Dataset records
+++
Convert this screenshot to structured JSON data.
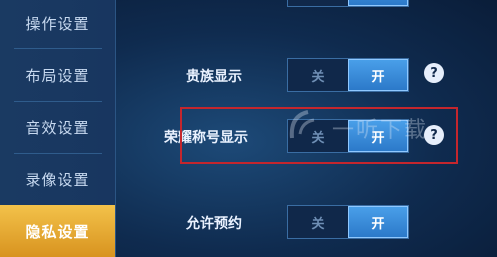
{
  "sidebar": {
    "items": [
      {
        "label": "操作设置",
        "active": false
      },
      {
        "label": "布局设置",
        "active": false
      },
      {
        "label": "音效设置",
        "active": false
      },
      {
        "label": "录像设置",
        "active": false
      },
      {
        "label": "隐私设置",
        "active": true
      }
    ]
  },
  "settings": {
    "rows": [
      {
        "label": "",
        "off": "",
        "on": "",
        "selected": "on",
        "help": ""
      },
      {
        "label": "贵族显示",
        "off": "关",
        "on": "开",
        "selected": "on",
        "help": "?"
      },
      {
        "label": "荣耀称号显示",
        "off": "关",
        "on": "开",
        "selected": "on",
        "help": "?"
      },
      {
        "label": "允许预约",
        "off": "关",
        "on": "开",
        "selected": "on",
        "help": ""
      }
    ]
  },
  "watermark": {
    "text": "一听下载"
  },
  "colors": {
    "accent_active_tab": "#e3a635",
    "toggle_on": "#3b8edb",
    "highlight_border": "#c4262d",
    "background": "#0b1f3d"
  }
}
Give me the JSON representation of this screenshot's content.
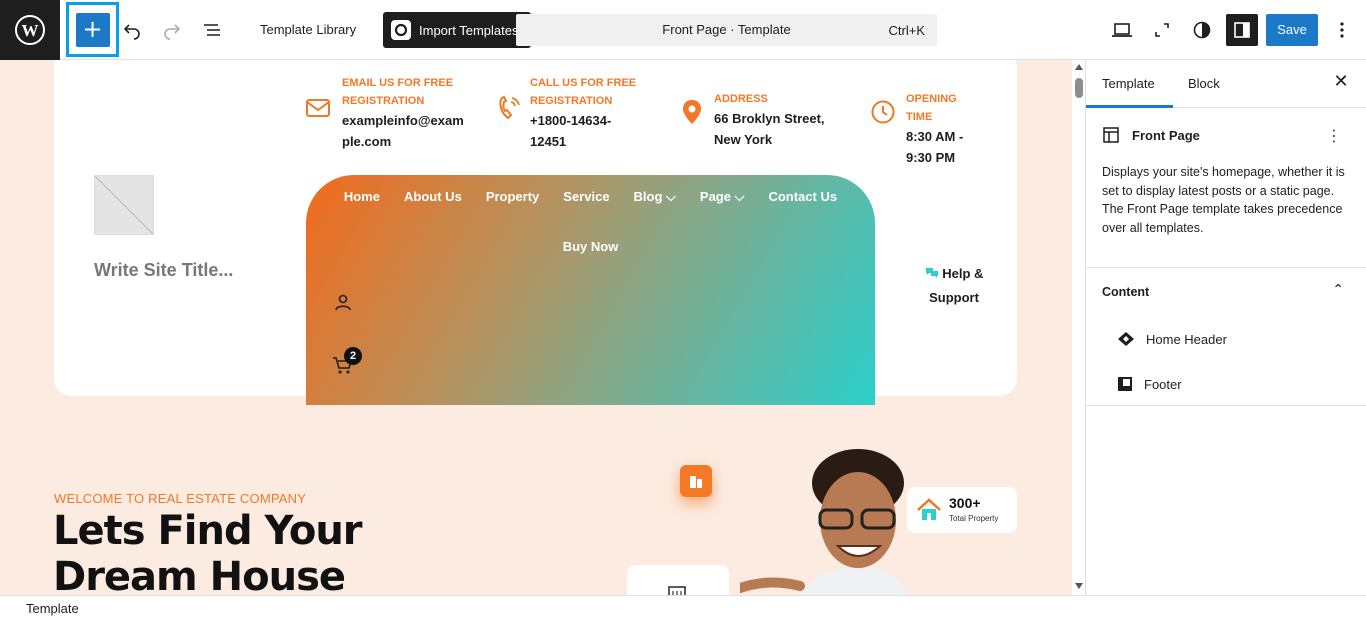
{
  "toolbar": {
    "template_library": "Template Library",
    "import_templates": "Import Templates",
    "doc_title": "Front Page · Template",
    "shortcut": "Ctrl+K",
    "save": "Save"
  },
  "colors": {
    "accent": "#1b79c7",
    "brand_orange": "#f07826",
    "canvas_bg": "#fcebe0"
  },
  "canvas": {
    "contacts": [
      {
        "label": "EMAIL US FOR FREE REGISTRATION",
        "value": "exampleinfo@example.com",
        "icon": "mail-icon"
      },
      {
        "label": "CALL US FOR FREE REGISTRATION",
        "value": "+1800-14634-12451",
        "icon": "phone-icon"
      },
      {
        "label": "ADDRESS",
        "value": "66 Broklyn Street, New York",
        "icon": "location-pin-icon"
      },
      {
        "label": "OPENING TIME",
        "value": "8:30 AM - 9:30 PM",
        "icon": "clock-icon"
      }
    ],
    "site_title": "Write Site Title...",
    "menu": [
      "Home",
      "About Us",
      "Property",
      "Service",
      "Blog ⌵",
      "Page ⌵",
      "Contact Us"
    ],
    "buy_now": "Buy Now",
    "cart_count": "2",
    "help_line1": "Help &",
    "help_line2": "Support",
    "welcome": "WELCOME TO REAL ESTATE COMPANY",
    "headline_1": "Lets Find Your",
    "headline_2": "Dream House",
    "stat_value": "300+",
    "stat_label": "Total Property"
  },
  "sidebar": {
    "tabs": [
      "Template",
      "Block"
    ],
    "template_name": "Front Page",
    "description": "Displays your site's homepage, whether it is set to display latest posts or a static page. The Front Page template takes precedence over all templates.",
    "content_title": "Content",
    "content_items": [
      "Home Header",
      "Footer"
    ]
  },
  "footer": {
    "breadcrumb": "Template"
  }
}
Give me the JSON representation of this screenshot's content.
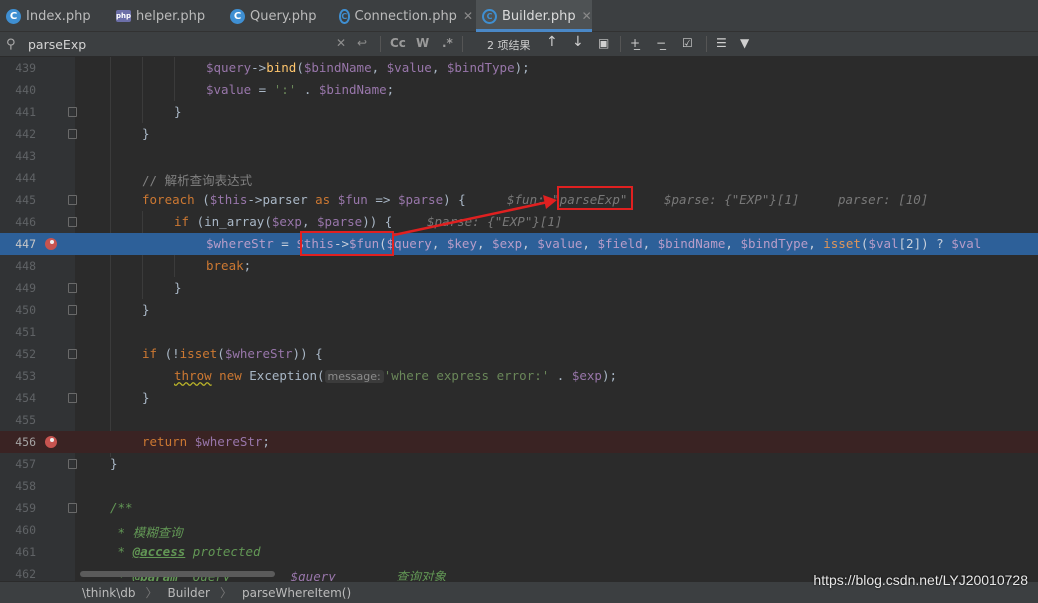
{
  "tabs": [
    {
      "label": "Index.php",
      "icon": "php-class-icon"
    },
    {
      "label": "helper.php",
      "icon": "php-file-icon"
    },
    {
      "label": "Query.php",
      "icon": "php-class-icon"
    },
    {
      "label": "Connection.php",
      "icon": "php-abstract-class-icon"
    },
    {
      "label": "Builder.php",
      "icon": "php-abstract-class-icon",
      "active": true
    }
  ],
  "search": {
    "query": "parseExp",
    "match_case": "Cc",
    "words": "W",
    "regex": ".*",
    "result_count": "2 项结果"
  },
  "code_lines": [
    {
      "num": "439"
    },
    {
      "num": "440"
    },
    {
      "num": "441"
    },
    {
      "num": "442"
    },
    {
      "num": "443"
    },
    {
      "num": "444"
    },
    {
      "num": "445"
    },
    {
      "num": "446"
    },
    {
      "num": "447"
    },
    {
      "num": "448"
    },
    {
      "num": "449"
    },
    {
      "num": "450"
    },
    {
      "num": "451"
    },
    {
      "num": "452"
    },
    {
      "num": "453"
    },
    {
      "num": "454"
    },
    {
      "num": "455"
    },
    {
      "num": "456"
    },
    {
      "num": "457"
    },
    {
      "num": "458"
    },
    {
      "num": "459"
    },
    {
      "num": "460"
    },
    {
      "num": "461"
    },
    {
      "num": "462"
    }
  ],
  "code": {
    "l439_a": "$query",
    "l439_b": "->",
    "l439_c": "bind",
    "l439_d": "(",
    "l439_e": "$bindName",
    "l439_f": ", ",
    "l439_g": "$value",
    "l439_h": ", ",
    "l439_i": "$bindType",
    "l439_j": ");",
    "l440_a": "$value",
    "l440_b": " = ",
    "l440_c": "':'",
    "l440_d": " . ",
    "l440_e": "$bindName",
    "l440_f": ";",
    "l441": "}",
    "l442": "}",
    "l444": "// 解析查询表达式",
    "l445_a": "foreach",
    "l445_b": " (",
    "l445_c": "$this",
    "l445_d": "->parser ",
    "l445_e": "as",
    "l445_f": " ",
    "l445_g": "$fun",
    "l445_h": " => ",
    "l445_i": "$parse",
    "l445_j": ") {",
    "l445_hint1": "$fun: ",
    "l445_hint2": "\"parseExp\"",
    "l445_hint3": "$parse: {\"EXP\"}[1]",
    "l445_hint4": "parser: [10]",
    "l446_a": "if",
    "l446_b": " (in_array(",
    "l446_c": "$exp",
    "l446_d": ", ",
    "l446_e": "$parse",
    "l446_f": ")) {",
    "l446_hint": "$parse: {\"EXP\"}[1]",
    "l447_a": "$whereStr",
    "l447_b": " = ",
    "l447_c": "$this",
    "l447_d": "->",
    "l447_e": "$fun",
    "l447_f": "(",
    "l447_g": "$query",
    "l447_h": ", ",
    "l447_i": "$key",
    "l447_j": ", ",
    "l447_k": "$exp",
    "l447_l": ", ",
    "l447_m": "$value",
    "l447_n": ", ",
    "l447_o": "$field",
    "l447_p": ", ",
    "l447_q": "$bindName",
    "l447_r": ", ",
    "l447_s": "$bindType",
    "l447_t": ", ",
    "l447_u": "isset",
    "l447_v": "(",
    "l447_w": "$val",
    "l447_x": "[2]) ? ",
    "l447_y": "$val",
    "l448_a": "break",
    "l448_b": ";",
    "l449": "}",
    "l450": "}",
    "l452_a": "if",
    "l452_b": " (!",
    "l452_c": "isset",
    "l452_d": "(",
    "l452_e": "$whereStr",
    "l452_f": ")) {",
    "l453_a": "throw",
    "l453_b": " ",
    "l453_c": "new",
    "l453_d": " Exception(",
    "l453_hint": "message:",
    "l453_e": "'where express error:'",
    "l453_f": " . ",
    "l453_g": "$exp",
    "l453_h": ");",
    "l454": "}",
    "l456_a": "return",
    "l456_b": " ",
    "l456_c": "$whereStr",
    "l456_d": ";",
    "l457": "}",
    "l459": "/**",
    "l460": " * 模糊查询",
    "l461_a": " * ",
    "l461_b": "@access",
    "l461_c": " protected",
    "l462_a": " * ",
    "l462_b": "@param",
    "l462_c": "  Query        ",
    "l462_d": "$query",
    "l462_e": "        查询对象"
  },
  "breadcrumb": {
    "items": [
      "\\think\\db",
      "Builder",
      "parseWhereItem()"
    ]
  },
  "watermark": "https://blog.csdn.net/LYJ20010728",
  "colors": {
    "highlight_line": "#2d6099",
    "breakpoint": "#c75450",
    "annotation": "#e02020"
  }
}
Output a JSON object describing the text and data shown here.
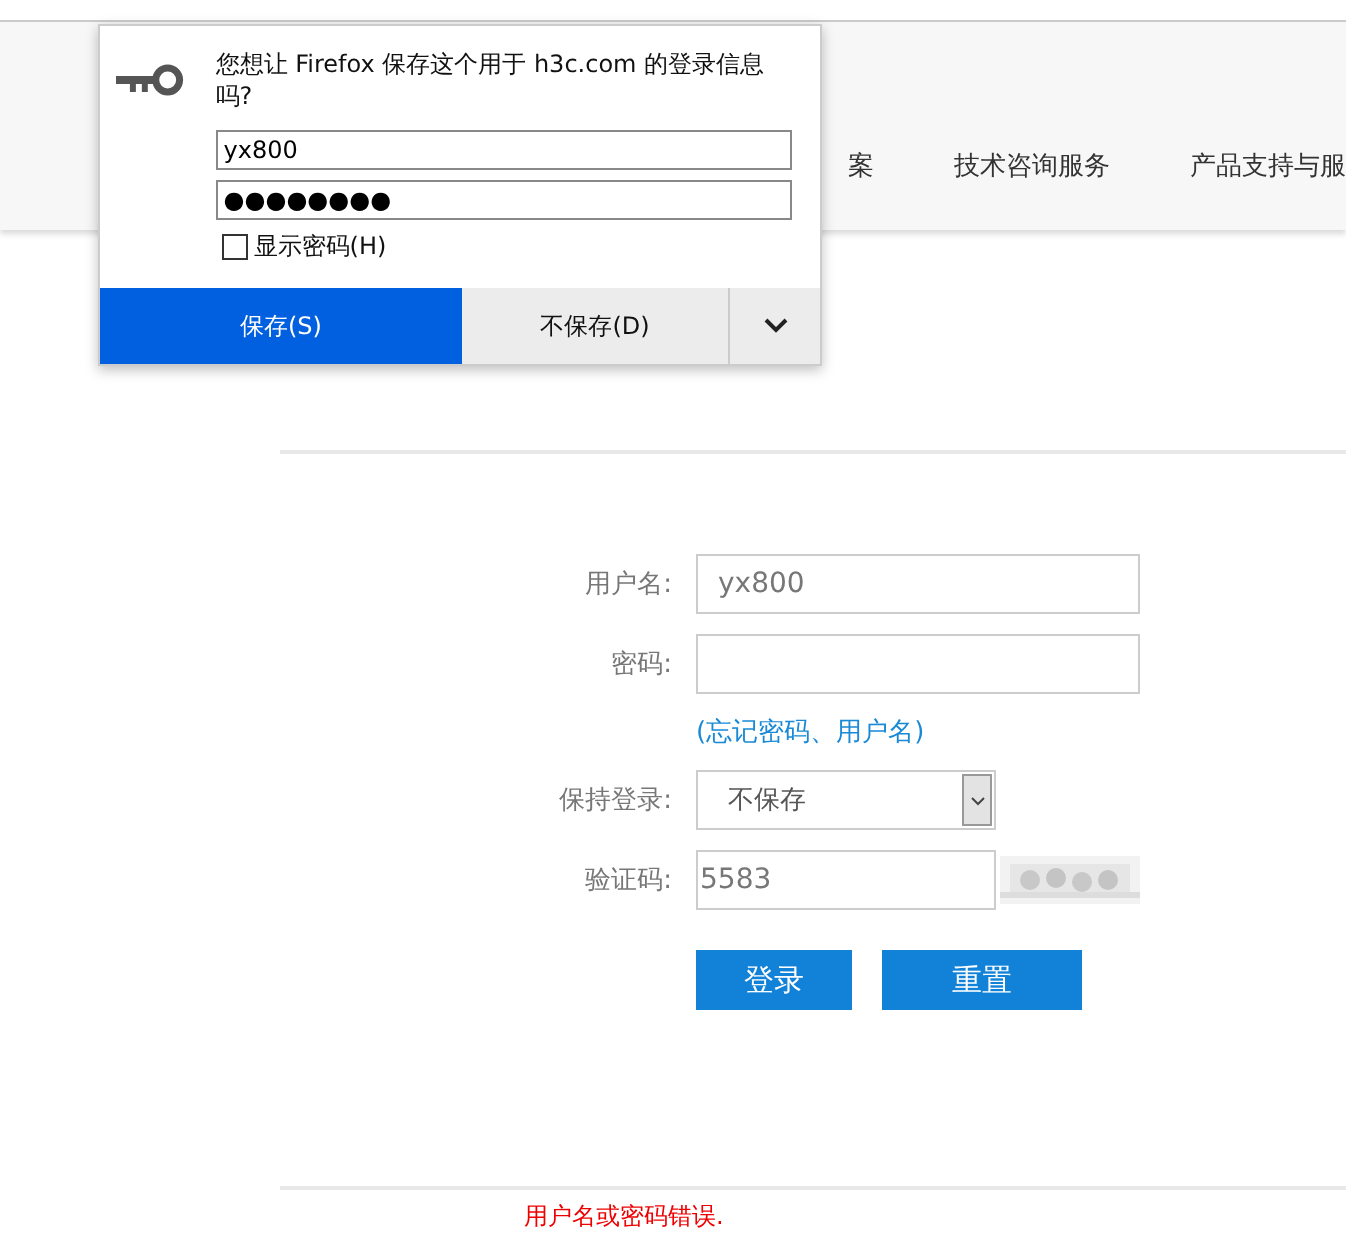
{
  "header": {
    "nav_items": [
      "案",
      "技术咨询服务",
      "产品支持与服"
    ]
  },
  "popup": {
    "message": "您想让 Firefox 保存这个用于 h3c.com 的登录信息吗?",
    "username": "yx800",
    "password": "●●●●●●●●",
    "show_password": {
      "label": "显示密码(H)",
      "checked": false
    },
    "save_button": "保存(S)",
    "dont_save_button": "不保存(D)"
  },
  "form": {
    "username_label": "用户名:",
    "username": "yx800",
    "password_label": "密码:",
    "forgot_link": "(忘记密码、用户名)",
    "keep_login_label": "保持登录:",
    "keep_login_value": "不保存",
    "captcha_label": "验证码:",
    "captcha": "5583",
    "login_button": "登录",
    "reset_button": "重置"
  },
  "error": "用户名或密码错误."
}
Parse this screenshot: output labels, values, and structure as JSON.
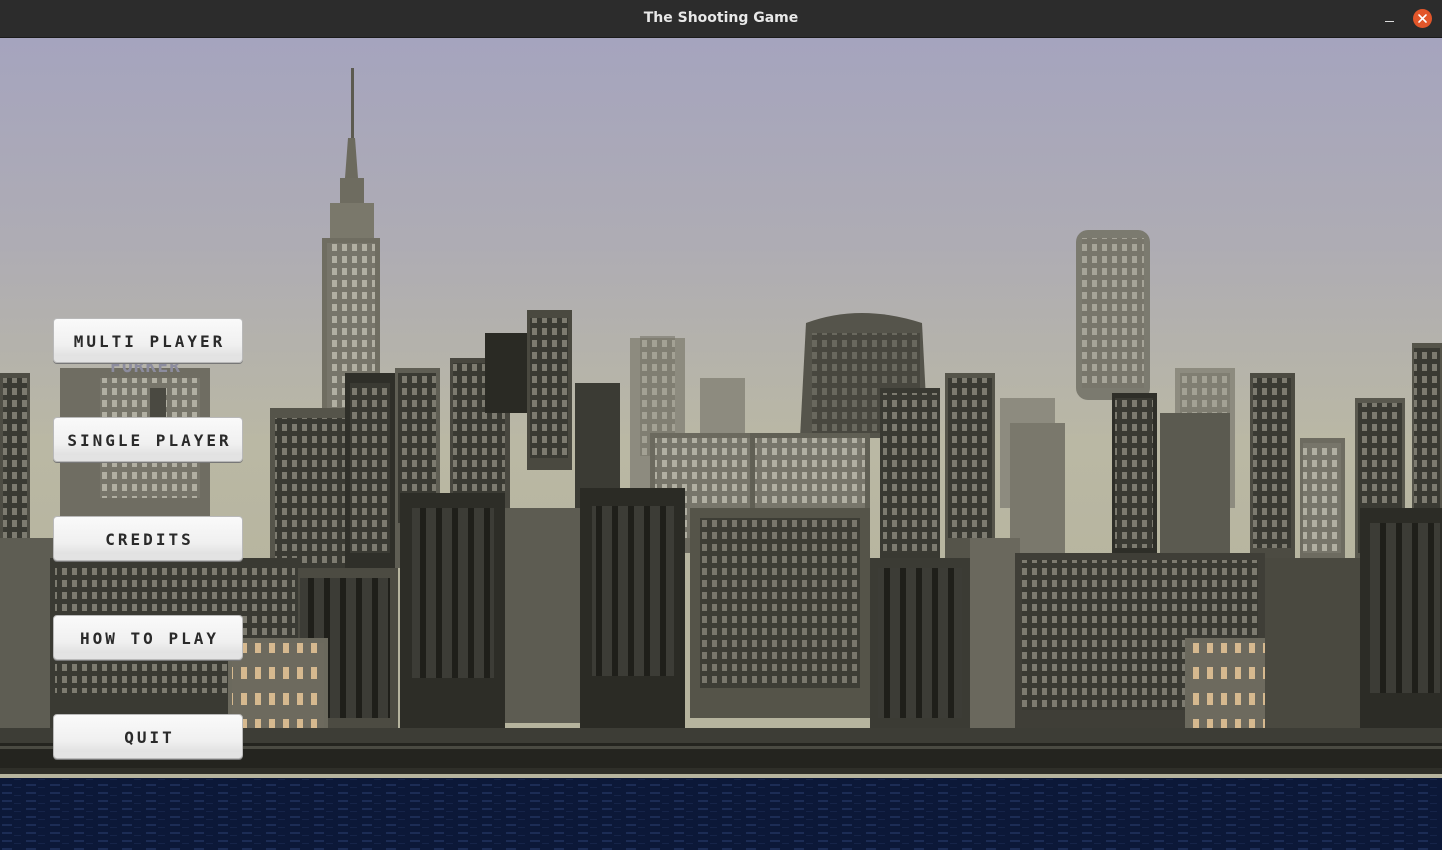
{
  "window": {
    "title": "The Shooting Game"
  },
  "menu": {
    "multi_player": "MULTI PLAYER",
    "single_player": "SINGLE PLAYER",
    "credits": "CREDITS",
    "how_to_play": "HOW TO PLAY",
    "quit": "QUIT"
  },
  "scene": {
    "sign_text": "FORKER"
  },
  "colors": {
    "sky_top": "#a4a3bd",
    "sky_bottom": "#b9b7a3",
    "water": "#0d1a3a",
    "close_button": "#e2562a"
  }
}
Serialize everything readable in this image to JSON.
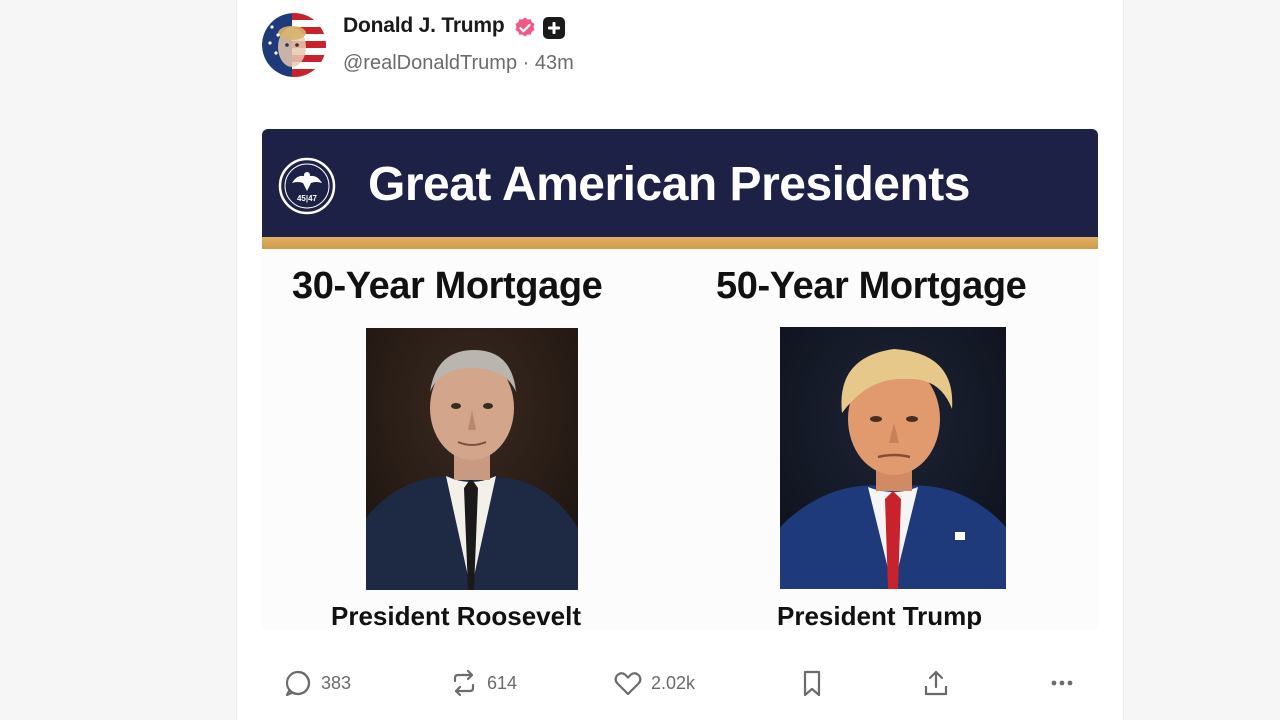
{
  "post": {
    "author": {
      "display_name": "Donald J. Trump",
      "handle": "@realDonaldTrump",
      "separator": "·",
      "time_ago": "43m",
      "verified_color": "#ef5a84",
      "icons": [
        "avatar-flag-portrait",
        "verified-badge-icon",
        "plus-badge-icon"
      ]
    },
    "image": {
      "banner_title": "Great American Presidents",
      "seal_text": "45|47",
      "left": {
        "heading": "30-Year Mortgage",
        "caption": "President Roosevelt"
      },
      "right": {
        "heading": "50-Year Mortgage",
        "caption": "President Trump"
      },
      "colors": {
        "banner": "#1c2145",
        "stripe": "#d9a85a"
      }
    },
    "actions": {
      "replies": "383",
      "reposts": "614",
      "likes": "2.02k",
      "icons": [
        "reply-icon",
        "repost-icon",
        "like-icon",
        "bookmark-icon",
        "share-icon",
        "more-icon"
      ]
    }
  }
}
+++
**GOAL:** Find the line containing "Serialize everything readable" in the listing above. Please restate word for word that line through the last one, leaving out the pictures.

**RESPONSE:**
Serialize everything readable in this image to JSON.
{
  "post": {
    "author": {
      "display_name": "Donald J. Trump",
      "handle": "@realDonaldTrump",
      "separator": "·",
      "time_ago": "43m",
      "verified_color": "#ef5a84",
      "icons": [
        "avatar-flag-portrait",
        "verified-badge-icon",
        "plus-badge-icon"
      ]
    },
    "image": {
      "banner_title": "Great American Presidents",
      "seal_text": "45|47",
      "left": {
        "heading": "30-Year Mortgage",
        "caption": "President Roosevelt"
      },
      "right": {
        "heading": "50-Year Mortgage",
        "caption": "President Trump"
      },
      "colors": {
        "banner": "#1c2145",
        "stripe": "#d9a85a"
      }
    },
    "actions": {
      "replies": "383",
      "reposts": "614",
      "likes": "2.02k",
      "icons": [
        "reply-icon",
        "repost-icon",
        "like-icon",
        "bookmark-icon",
        "share-icon",
        "more-icon"
      ]
    }
  }
}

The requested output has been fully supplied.